**Available records:**
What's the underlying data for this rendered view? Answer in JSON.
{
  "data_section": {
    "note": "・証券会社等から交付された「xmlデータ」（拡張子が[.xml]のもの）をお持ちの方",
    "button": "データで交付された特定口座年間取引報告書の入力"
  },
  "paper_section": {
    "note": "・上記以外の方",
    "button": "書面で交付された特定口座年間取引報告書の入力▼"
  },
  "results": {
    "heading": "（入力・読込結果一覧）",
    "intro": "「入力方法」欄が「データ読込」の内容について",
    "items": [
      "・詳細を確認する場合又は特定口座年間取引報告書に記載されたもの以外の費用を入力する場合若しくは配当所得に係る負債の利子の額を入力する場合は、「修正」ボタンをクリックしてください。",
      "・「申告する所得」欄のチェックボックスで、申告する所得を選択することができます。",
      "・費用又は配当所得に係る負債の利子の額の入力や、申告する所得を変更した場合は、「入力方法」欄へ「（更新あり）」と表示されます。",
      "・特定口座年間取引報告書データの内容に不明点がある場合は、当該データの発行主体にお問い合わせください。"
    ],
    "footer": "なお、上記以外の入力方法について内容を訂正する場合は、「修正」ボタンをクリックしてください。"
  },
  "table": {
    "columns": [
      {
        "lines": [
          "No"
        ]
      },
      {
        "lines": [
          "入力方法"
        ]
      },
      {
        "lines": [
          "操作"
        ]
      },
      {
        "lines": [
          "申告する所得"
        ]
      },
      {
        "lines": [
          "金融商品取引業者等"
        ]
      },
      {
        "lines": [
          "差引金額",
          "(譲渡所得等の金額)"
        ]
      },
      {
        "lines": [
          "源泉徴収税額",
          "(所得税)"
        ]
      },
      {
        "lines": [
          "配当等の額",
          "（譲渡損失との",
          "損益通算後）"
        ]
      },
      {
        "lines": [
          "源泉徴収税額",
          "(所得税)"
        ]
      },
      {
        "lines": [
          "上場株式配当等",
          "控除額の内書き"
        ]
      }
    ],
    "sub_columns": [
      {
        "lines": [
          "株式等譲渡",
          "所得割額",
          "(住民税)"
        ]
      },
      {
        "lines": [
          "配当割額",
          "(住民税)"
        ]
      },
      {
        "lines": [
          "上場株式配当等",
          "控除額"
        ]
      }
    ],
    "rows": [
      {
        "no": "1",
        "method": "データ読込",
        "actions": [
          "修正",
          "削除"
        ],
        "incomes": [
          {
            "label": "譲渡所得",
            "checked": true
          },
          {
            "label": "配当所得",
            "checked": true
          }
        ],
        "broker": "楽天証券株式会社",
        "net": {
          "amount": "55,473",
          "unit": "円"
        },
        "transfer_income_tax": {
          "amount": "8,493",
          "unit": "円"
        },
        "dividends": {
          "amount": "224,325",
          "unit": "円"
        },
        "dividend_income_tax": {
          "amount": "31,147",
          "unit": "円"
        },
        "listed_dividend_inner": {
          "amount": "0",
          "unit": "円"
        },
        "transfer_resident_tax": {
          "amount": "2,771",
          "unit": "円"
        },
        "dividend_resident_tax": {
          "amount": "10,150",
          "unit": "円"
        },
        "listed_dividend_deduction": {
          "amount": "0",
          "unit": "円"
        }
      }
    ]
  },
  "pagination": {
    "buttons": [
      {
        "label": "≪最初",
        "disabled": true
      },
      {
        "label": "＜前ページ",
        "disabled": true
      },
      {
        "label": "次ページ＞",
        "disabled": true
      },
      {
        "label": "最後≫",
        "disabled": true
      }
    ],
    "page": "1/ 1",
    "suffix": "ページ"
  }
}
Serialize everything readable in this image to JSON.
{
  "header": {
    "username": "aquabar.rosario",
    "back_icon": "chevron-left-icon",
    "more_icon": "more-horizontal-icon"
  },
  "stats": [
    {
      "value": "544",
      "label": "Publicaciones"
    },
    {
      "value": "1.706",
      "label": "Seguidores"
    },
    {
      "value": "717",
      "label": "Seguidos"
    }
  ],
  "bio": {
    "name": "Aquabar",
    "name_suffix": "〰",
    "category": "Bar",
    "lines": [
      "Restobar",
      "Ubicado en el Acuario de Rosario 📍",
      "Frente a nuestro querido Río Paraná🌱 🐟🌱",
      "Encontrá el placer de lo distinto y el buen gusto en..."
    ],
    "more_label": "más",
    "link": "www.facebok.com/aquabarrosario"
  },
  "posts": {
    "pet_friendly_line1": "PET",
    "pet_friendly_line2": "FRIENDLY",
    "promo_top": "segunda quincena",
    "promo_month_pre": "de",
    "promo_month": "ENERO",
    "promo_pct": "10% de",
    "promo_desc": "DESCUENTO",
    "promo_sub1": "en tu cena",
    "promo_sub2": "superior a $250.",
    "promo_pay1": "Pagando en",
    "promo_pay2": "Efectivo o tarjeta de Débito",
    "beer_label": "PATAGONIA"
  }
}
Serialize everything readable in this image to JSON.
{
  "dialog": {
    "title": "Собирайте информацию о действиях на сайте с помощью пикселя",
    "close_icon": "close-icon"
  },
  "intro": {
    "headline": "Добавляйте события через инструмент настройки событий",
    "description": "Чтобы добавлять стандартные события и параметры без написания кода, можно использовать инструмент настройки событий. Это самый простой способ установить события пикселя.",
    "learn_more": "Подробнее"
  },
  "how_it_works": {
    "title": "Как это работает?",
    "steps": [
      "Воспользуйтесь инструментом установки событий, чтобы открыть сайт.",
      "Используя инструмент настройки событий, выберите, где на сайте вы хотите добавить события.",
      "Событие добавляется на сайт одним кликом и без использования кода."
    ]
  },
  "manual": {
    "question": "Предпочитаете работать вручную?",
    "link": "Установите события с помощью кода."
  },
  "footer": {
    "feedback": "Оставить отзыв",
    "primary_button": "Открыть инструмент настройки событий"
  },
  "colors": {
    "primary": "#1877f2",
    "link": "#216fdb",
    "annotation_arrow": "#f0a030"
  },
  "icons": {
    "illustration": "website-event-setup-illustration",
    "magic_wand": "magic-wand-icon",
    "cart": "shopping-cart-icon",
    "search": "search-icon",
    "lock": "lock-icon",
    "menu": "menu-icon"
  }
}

**Task description:** Gather up, from the records above, each line where the word "настройки" appears.

**Answer to the task:**
    "headline": "Добавляйте события через инструмент настройки событий",
    "description": "Чтобы добавлять стандартные события и параметры без написания кода, можно использовать инструмент настройки событий. Это самый простой способ установить события пикселя.",
      "Используя инструмент настройки событий, выберите, где на сайте вы хотите добавить события.",
    "primary_button": "Открыть инструмент настройки событий"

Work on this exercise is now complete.